DATA SECTION:
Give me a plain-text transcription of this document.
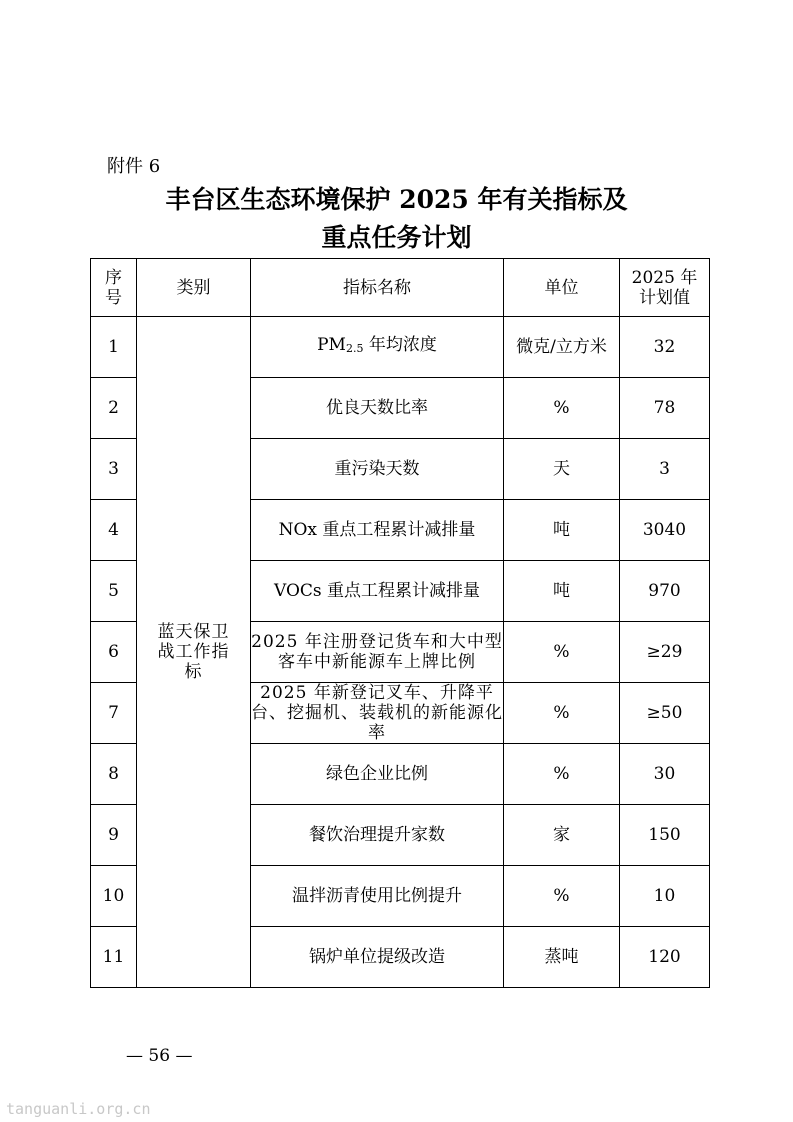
附件 6
丰台区生态环境保护 2025 年有关指标及
重点任务计划
序号	类别	指标名称	单位	2025 年计划值
1	蓝天保卫战工作指标	$PM_{2.5}$ 年均浓度	微克/立方米	32
2		优良天数比率	%	78
3		重污染天数	天	3
4		NOx 重点工程累计减排量	吨	3040
5		VOCs 重点工程累计减排量	吨	970
6		2025 年注册登记货车和大中型客车中新能源车上牌比例	%	≥29
7		2025 年新登记叉车、升降平台、挖掘机、装载机的新能源化率	%	≥50
8		绿色企业比例	%	30
9		餐饮治理提升家数	家	150
10		温拌沥青使用比例提升	%	10
11		锅炉单位提级改造	蒸吨	120
— 56 —
tanguanli.org.cn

SHORT PROBLEM: In the entries above, find each line with the string "重点工程累计减排量" and copy it.

FINAL RESULT:
4		NOx 重点工程累计减排量	吨	3040
5		VOCs 重点工程累计减排量	吨	970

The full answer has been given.